SOURCE DOCUMENT =
Of these, the most important in this age group was impact on education. UK CMOs also considered impact on mental health and operational issues such as any possible negative impact on other vaccine programmes, noting that influenza vaccination and other immunisations of children and young people are well-established, important, and that the annual flu vaccine deployment programme commences imminently.

The UK CMOs, in common with the clinical and wider public health community, consider education one of the most important drivers of improved public health and mental health, and have laid this out in their advice to parents and teachers in a previous joint statement. Evidence from clinical and public health colleagues, general practice, child health and mental health consistently makes clear the massive impact that absent, or disrupted, face-to-face education has had on the welfare and mental health of many children and young people. This is despite remarkable efforts by parents and teachers to maintain education in the face of disruption.

The negative impact has been especially great in areas of relative deprivation which have been particularly badly affected by COVID-19. The effects of missed or disrupted education are even more apparent and enduring in these areas. The effects of disrupted education, or uncertainty, on mental health are well recognised. There can be lifelong effects on health if extended disruption to education leads to reduced life chances.

Whilst full closures of schools due to lockdowns is much less likely to be necessary in the next stages of the COVID-19 epidemic, UK CMOs expect the epidemic to continue to be prolonged and unpredictable. Local surges of infection, including in schools, should be anticipated for some time. Where they occur, they are likely to be disruptive.

Every effort should be taken to minimise school disruption in policy decisions and local actions. Vaccination, if deployed, should only be seen as an adjunct to other actions to maintain children and young people in secondary school and minimise further education disruption and therefore medium and longer term public health harm.

On balance however, UK CMOs judge that it is likely vaccination will help reduce transmission of COVID-19 in schools which are attended by children and young people aged 12 to 15 years. COVID-19 is a disease which can be very effectively transmitted by mass spreading events, especially with Delta variant. Having a significant proportion of pupils vaccinated is likely to reduce the probability of such events which are likely to cause local outbreaks in, or associated with, schools. They will also reduce the chance an individual child gets COVID-19. This means vaccination is likely to reduce (but not eliminate) education disruption.

Set against this there are operational risks that COVID-19 vaccination could interfere with other, important, vaccination programmes in schools including flu vaccines.

Overall however the view of the UK CMOs is that the additional likely benefits of reducing educational disruption, and the consequent reduction in public health harm from educational disruption, on balance provide sufficient extra advantage in addition to the marginal advantage at an individual level identified by the JCVI to recommend in favour of vaccinating this group.

[Stored items]
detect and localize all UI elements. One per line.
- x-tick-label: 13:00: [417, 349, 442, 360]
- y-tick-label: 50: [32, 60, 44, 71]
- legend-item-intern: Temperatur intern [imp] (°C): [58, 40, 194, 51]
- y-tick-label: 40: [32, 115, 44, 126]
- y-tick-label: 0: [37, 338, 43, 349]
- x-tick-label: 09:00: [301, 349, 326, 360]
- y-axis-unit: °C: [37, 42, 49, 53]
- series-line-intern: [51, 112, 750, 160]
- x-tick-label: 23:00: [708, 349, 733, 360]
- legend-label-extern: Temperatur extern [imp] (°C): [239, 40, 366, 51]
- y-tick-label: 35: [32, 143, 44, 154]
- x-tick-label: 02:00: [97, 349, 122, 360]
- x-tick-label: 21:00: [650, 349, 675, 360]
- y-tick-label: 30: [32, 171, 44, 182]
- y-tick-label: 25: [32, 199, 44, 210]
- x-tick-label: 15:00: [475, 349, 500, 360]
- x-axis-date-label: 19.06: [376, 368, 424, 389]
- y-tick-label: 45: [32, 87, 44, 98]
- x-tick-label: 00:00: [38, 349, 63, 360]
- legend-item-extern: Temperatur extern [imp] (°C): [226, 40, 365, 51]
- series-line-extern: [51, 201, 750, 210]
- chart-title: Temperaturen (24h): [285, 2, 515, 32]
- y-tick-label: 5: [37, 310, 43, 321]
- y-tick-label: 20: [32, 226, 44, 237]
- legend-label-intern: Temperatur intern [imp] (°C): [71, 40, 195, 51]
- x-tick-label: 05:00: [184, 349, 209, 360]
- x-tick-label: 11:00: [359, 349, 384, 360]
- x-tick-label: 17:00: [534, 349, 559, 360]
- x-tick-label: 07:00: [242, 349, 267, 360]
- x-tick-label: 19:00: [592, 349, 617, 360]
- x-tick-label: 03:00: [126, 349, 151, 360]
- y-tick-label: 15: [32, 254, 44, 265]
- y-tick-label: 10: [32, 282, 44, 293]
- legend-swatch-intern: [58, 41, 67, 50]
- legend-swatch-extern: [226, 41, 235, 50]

LIST OF TASKS =
1. Copy the passage on COVID-19 vaccination of 12- to 15-year-olds word for word, from "Set against this" up to and including "including flu vaccines.".
2. Continue the passage on COVID-19 vaccination of 12- to 15-year-olds from the point where it stops.

ANSWERS BY ITEM =
1.
Set against this there are operational risks that COVID-19 vaccination could interfere with other, important, vaccination programmes in schools including flu vaccines.

2.
They therefore recommend on public health grounds that ministers extend the offer of universal vaccination with a first dose of Pfizer-BioNTech COVID-19 vaccine to all children and young people aged 12 to 15 not already covered by existing JCVI advice.

If ministers accept this advice, UK CMOs would want the JCVI to give a view on whether, and what, second doses to give to children and young people aged 12 to 15 once more data on second doses in this age group has accrued internationally. This will not be before the spring term.

In recommending this to ministers, UK CMOs recognise that the overwhelming benefits of vaccination for adults, where risk-benefit is very strongly in favour of vaccination for almost all groups, are not as clear-cut for children and young people aged 12 to 15. Children, young people and their parents will need to understand potential benefits, potential side effects and the balance between them.

If ministers accept this advice, issues of consent need to take this much more balanced risk-benefit into account. UK CMOs recommend that the Royal Colleges and other professional groups are consulted in how best to present the risk-benefit decisions in a way that is accessible to children and young people as well as their parents. A child-centred approach to communication and deployment of the vaccine should be the primary objective.

If ministers accept this advice, it is essential that children and young people aged 12 to 15 and their parents are supported in their decisions, whatever decisions they take, and are not stigmatised either for accepting, or not accepting, the vaccination offer. Individual choice should be respected.

Chief Medical Officer for England Prof. Christopher Whitty

Chief Medical Officer for Northern Ireland Sir Michael McBride

Chief Medical Officer for Scotland Dr. Gregor Smith

Chief Medical Officer for Wales Dr. Frank Atherton

Over four in five adults across the UK have received both COVID-19 vaccine doses, with over half of all 16 and 17 year olds coming forward for their first jab.

However COVID numbers continue to rise across the UK. 28,856 new cases were reported yesterday, with 4241 of these in Scotland. The daily Scottish figure is likely to be considerably higher due to an IT problem.

Responding to the advice from the Chief Medical Officers regarding the vaccination of all 12-15 year olds, Bruce Adamson, the Children and Young People’s Commissioner Scotland, said:  “We welcome the advice to offer the vaccine to children between the age of 12 and 15. It is important to give them that choice.  

“Children and young people have a right to the best possible health, that’s not just about protection from the Covid virus itself, but also the impact on their mental health due to isolation and other factors. The pandemic has impacted their right to education, their right to play, their right to see wider family and friends which is so essential to their development. Their education has been disrupted with two long periods of school closures. 

“It is important that children are supported to make informed decisions about their own health. Children of this age group have told me over the last few months that they are in favour of having the choice to be vaccinated. That is not to say that all of them had made a decision about whether they would get a vaccine, but they wanted the option to be available to them. Of course, there have been some children who are concerned about vaccination, or who told me about parental concerns. It is important that there is no stigma attached to the choices that children make about vaccination.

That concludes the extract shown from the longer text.